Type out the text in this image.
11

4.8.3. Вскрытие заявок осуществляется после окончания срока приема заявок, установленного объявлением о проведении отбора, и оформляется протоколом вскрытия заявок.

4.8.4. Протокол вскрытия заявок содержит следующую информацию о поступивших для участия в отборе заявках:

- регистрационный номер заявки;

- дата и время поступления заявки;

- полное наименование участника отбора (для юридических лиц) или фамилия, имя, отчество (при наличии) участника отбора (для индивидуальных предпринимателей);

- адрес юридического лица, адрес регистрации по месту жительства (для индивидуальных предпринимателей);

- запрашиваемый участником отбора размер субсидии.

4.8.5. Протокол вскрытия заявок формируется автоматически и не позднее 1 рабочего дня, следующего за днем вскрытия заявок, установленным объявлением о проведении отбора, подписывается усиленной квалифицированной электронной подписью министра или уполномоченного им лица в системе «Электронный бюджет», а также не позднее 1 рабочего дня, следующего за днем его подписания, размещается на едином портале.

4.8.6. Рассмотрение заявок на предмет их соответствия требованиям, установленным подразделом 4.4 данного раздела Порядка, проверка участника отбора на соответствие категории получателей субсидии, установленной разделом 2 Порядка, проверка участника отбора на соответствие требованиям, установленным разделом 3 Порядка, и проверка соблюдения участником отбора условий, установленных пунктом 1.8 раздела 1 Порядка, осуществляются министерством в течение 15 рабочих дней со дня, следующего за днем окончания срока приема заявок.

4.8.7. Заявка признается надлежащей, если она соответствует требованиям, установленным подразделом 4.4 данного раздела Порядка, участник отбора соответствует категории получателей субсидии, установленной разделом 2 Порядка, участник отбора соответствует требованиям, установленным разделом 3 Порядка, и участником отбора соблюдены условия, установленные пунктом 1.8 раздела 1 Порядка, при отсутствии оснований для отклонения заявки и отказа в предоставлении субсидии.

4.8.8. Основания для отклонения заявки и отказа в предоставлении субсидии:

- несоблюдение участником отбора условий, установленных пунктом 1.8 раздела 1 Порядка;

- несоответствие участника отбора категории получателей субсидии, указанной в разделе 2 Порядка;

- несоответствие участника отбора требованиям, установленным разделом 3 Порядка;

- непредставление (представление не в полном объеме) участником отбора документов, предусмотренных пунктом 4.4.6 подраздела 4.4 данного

....

Exercise requirements. Output each entry precisely as given.

Written reply.
Type out the text in this image.
11

4.8.3. Вскрытие заявок осуществляется после окончания срока приема заявок, установленного объявлением о проведении отбора, и оформляется протоколом вскрытия заявок.

4.8.4. Протокол вскрытия заявок содержит следующую информацию о поступивших для участия в отборе заявках:

- регистрационный номер заявки;

- дата и время поступления заявки;

- полное наименование участника отбора (для юридических лиц) или фамилия, имя, отчество (при наличии) участника отбора (для индивидуальных предпринимателей);

- адрес юридического лица, адрес регистрации по месту жительства (для индивидуальных предпринимателей);

- запрашиваемый участником отбора размер субсидии.

4.8.5. Протокол вскрытия заявок формируется автоматически и не позднее 1 рабочего дня, следующего за днем вскрытия заявок, установленным объявлением о проведении отбора, подписывается усиленной квалифицированной электронной подписью министра или уполномоченного им лица в системе «Электронный бюджет», а также не позднее 1 рабочего дня, следующего за днем его подписания, размещается на едином портале.

4.8.6. Рассмотрение заявок на предмет их соответствия требованиям, установленным подразделом 4.4 данного раздела Порядка, проверка участника отбора на соответствие категории получателей субсидии, установленной разделом 2 Порядка, проверка участника отбора на соответствие требованиям, установленным разделом 3 Порядка, и проверка соблюдения участником отбора условий, установленных пунктом 1.8 раздела 1 Порядка, осуществляются министерством в течение 15 рабочих дней со дня, следующего за днем окончания срока приема заявок.

4.8.7. Заявка признается надлежащей, если она соответствует требованиям, установленным подразделом 4.4 данного раздела Порядка, участник отбора соответствует категории получателей субсидии, установленной разделом 2 Порядка, участник отбора соответствует требованиям, установленным разделом 3 Порядка, и участником отбора соблюдены условия, установленные пунктом 1.8 раздела 1 Порядка, при отсутствии оснований для отклонения заявки и отказа в предоставлении субсидии.

4.8.8. Основания для отклонения заявки и отказа в предоставлении субсидии:

- несоблюдение участником отбора условий, установленных пунктом 1.8 раздела 1 Порядка;

- несоответствие участника отбора категории получателей субсидии, указанной в разделе 2 Порядка;

- несоответствие участника отбора требованиям, установленным разделом 3 Порядка;

- непредставление (представление не в полном объеме) участником отбора документов, предусмотренных пунктом 4.4.6 подраздела 4.4 данного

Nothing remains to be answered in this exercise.